* Exercise brief
Begin at the line that holds "Give me the" and retype every line through the end of the material, both included. Leave out the pictures.

Figure record listings:
§

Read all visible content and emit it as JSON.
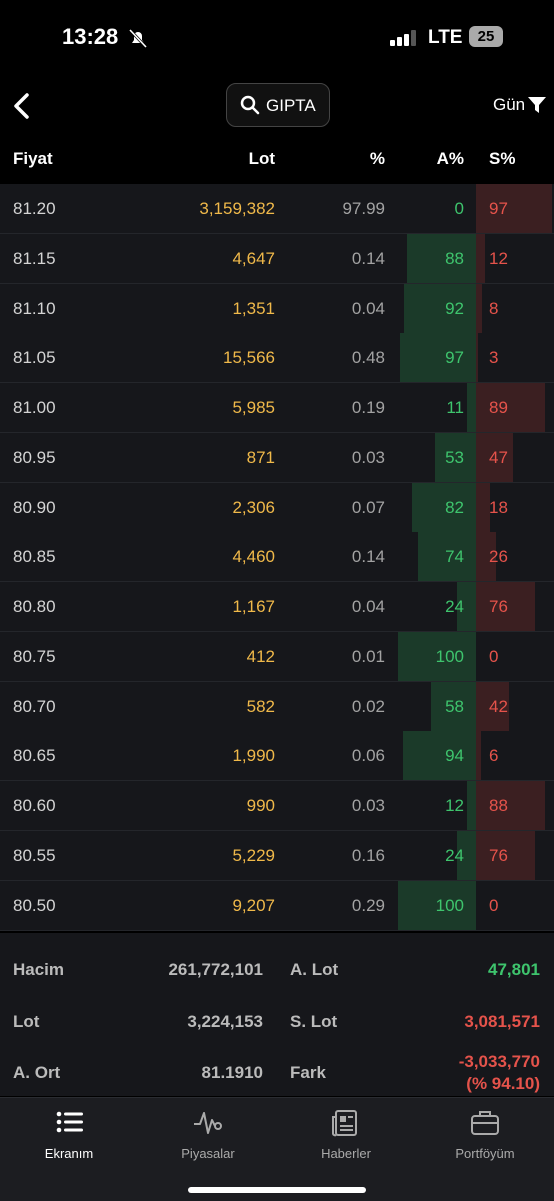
{
  "status_bar": {
    "time": "13:28",
    "network": "LTE",
    "battery": "25"
  },
  "header": {
    "search": "GIPTA",
    "filter": "Gün"
  },
  "table": {
    "columns": [
      "Fiyat",
      "Lot",
      "%",
      "A%",
      "S%"
    ],
    "rows": [
      [
        "81.20",
        "3,159,382",
        "97.99",
        "0",
        "97"
      ],
      [
        "81.15",
        "4,647",
        "0.14",
        "88",
        "12"
      ],
      [
        "81.10",
        "1,351",
        "0.04",
        "92",
        "8"
      ],
      [
        "81.05",
        "15,566",
        "0.48",
        "97",
        "3"
      ],
      [
        "81.00",
        "5,985",
        "0.19",
        "11",
        "89"
      ],
      [
        "80.95",
        "871",
        "0.03",
        "53",
        "47"
      ],
      [
        "80.90",
        "2,306",
        "0.07",
        "82",
        "18"
      ],
      [
        "80.85",
        "4,460",
        "0.14",
        "74",
        "26"
      ],
      [
        "80.80",
        "1,167",
        "0.04",
        "24",
        "76"
      ],
      [
        "80.75",
        "412",
        "0.01",
        "100",
        "0"
      ],
      [
        "80.70",
        "582",
        "0.02",
        "58",
        "42"
      ],
      [
        "80.65",
        "1,990",
        "0.06",
        "94",
        "6"
      ],
      [
        "80.60",
        "990",
        "0.03",
        "12",
        "88"
      ],
      [
        "80.55",
        "5,229",
        "0.16",
        "24",
        "76"
      ],
      [
        "80.50",
        "9,207",
        "0.29",
        "100",
        "0"
      ]
    ]
  },
  "summary": {
    "rows": [
      [
        "Hacim",
        "261,772,101",
        "A. Lot",
        "47,801"
      ],
      [
        "Lot",
        "3,224,153",
        "S. Lot",
        "3,081,571"
      ],
      [
        "A. Ort",
        "81.1910",
        "Fark",
        "-3,033,770"
      ]
    ],
    "fark_percent": "(% 94.10)"
  },
  "tabs": [
    "Ekranım",
    "Piyasalar",
    "Haberler",
    "Portföyüm"
  ]
}
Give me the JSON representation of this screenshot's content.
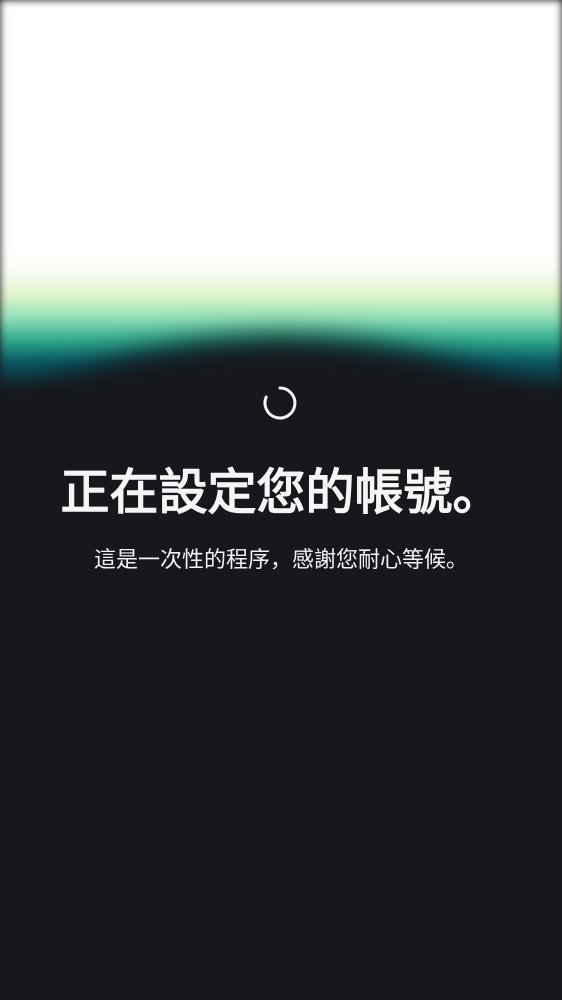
{
  "loading_screen": {
    "title": "正在設定您的帳號。",
    "subtitle": "這是一次性的程序，感謝您耐心等候。",
    "spinner_icon": "loading-spinner-icon"
  },
  "colors": {
    "background": "#16181c",
    "title_text": "#f4f5f7",
    "subtitle_text": "#f0f2f4",
    "spinner": "#f5f6f8",
    "glow_white": "#ffffff",
    "glow_green": "#8fe0b8",
    "glow_teal": "#0a5663"
  }
}
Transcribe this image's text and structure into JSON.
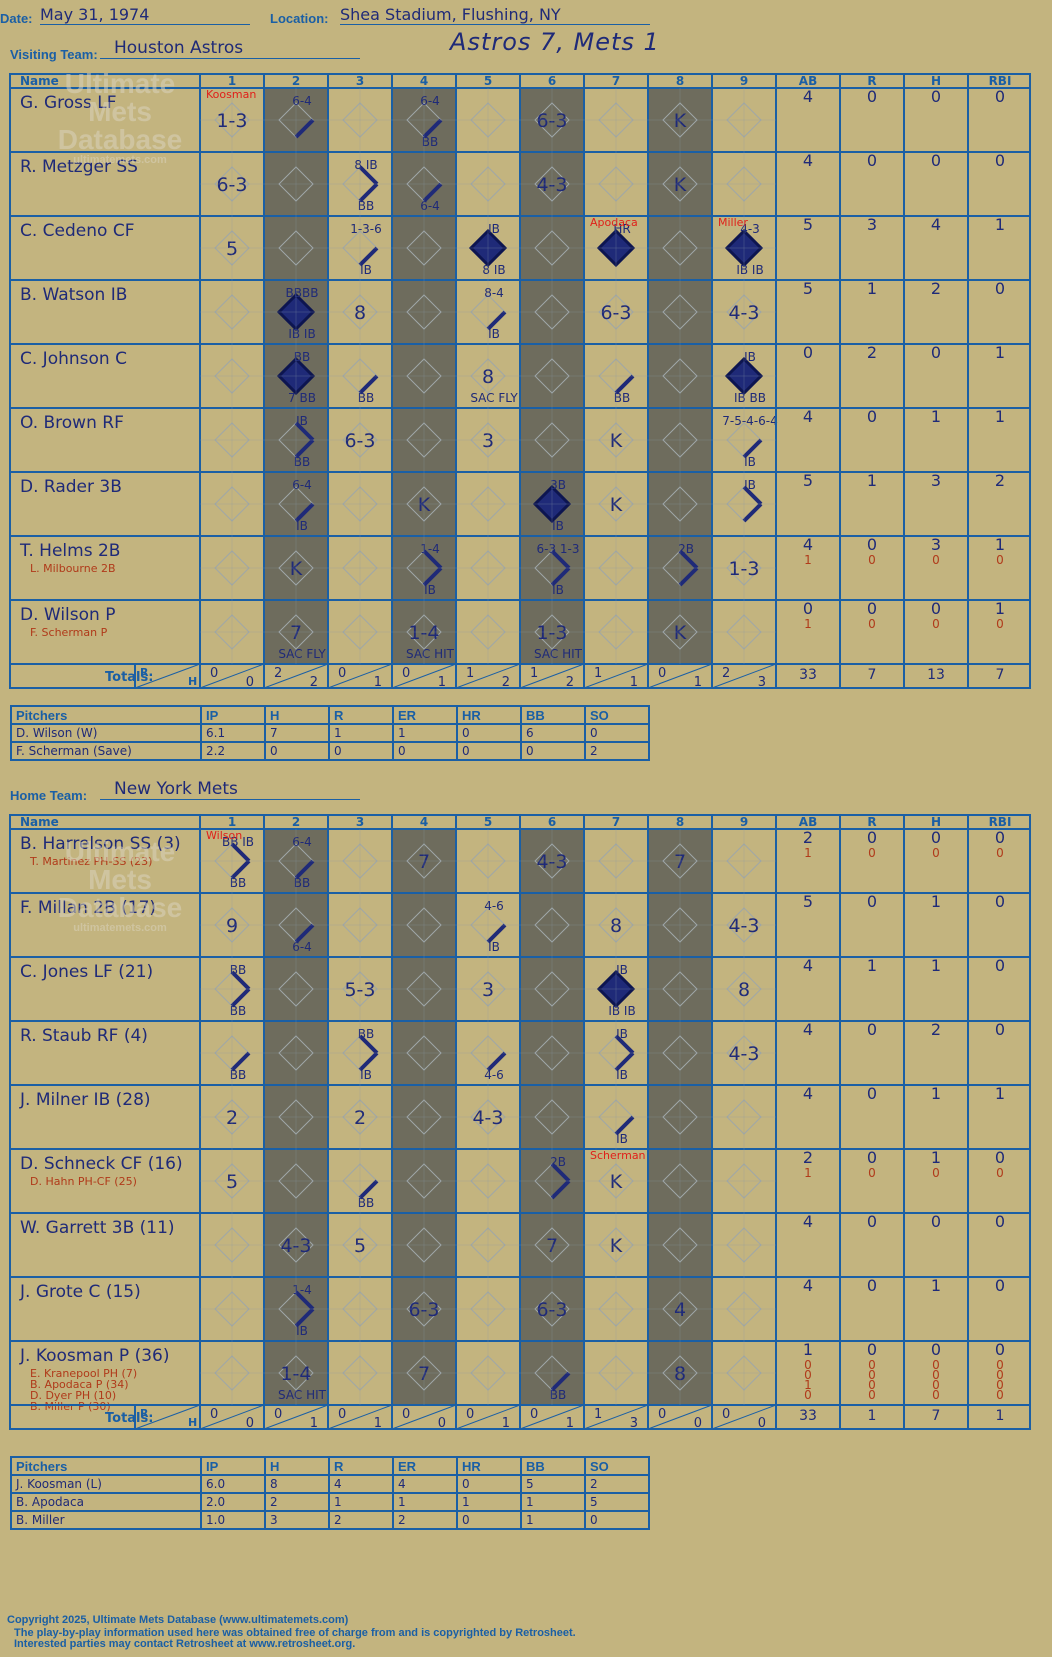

§

* Full answer
Give me the JSON representation of this screenshot's content.
{
  "loading_screen": {
    "title": "正在設定您的帳號。",
    "subtitle": "這是一次性的程序，感謝您耐心等候。",
    "spinner_icon": "loading-spinner-icon"
  },
  "colors": {
    "background": "#16181c",
    "title_text": "#f4f5f7",
    "subtitle_text": "#f0f2f4",
    "spinner": "#f5f6f8",
    "glow_white": "#ffffff",
    "glow_green": "#8fe0b8",
    "glow_teal": "#0a5663"
  }
}
Transcribe this image's text and structure into JSON.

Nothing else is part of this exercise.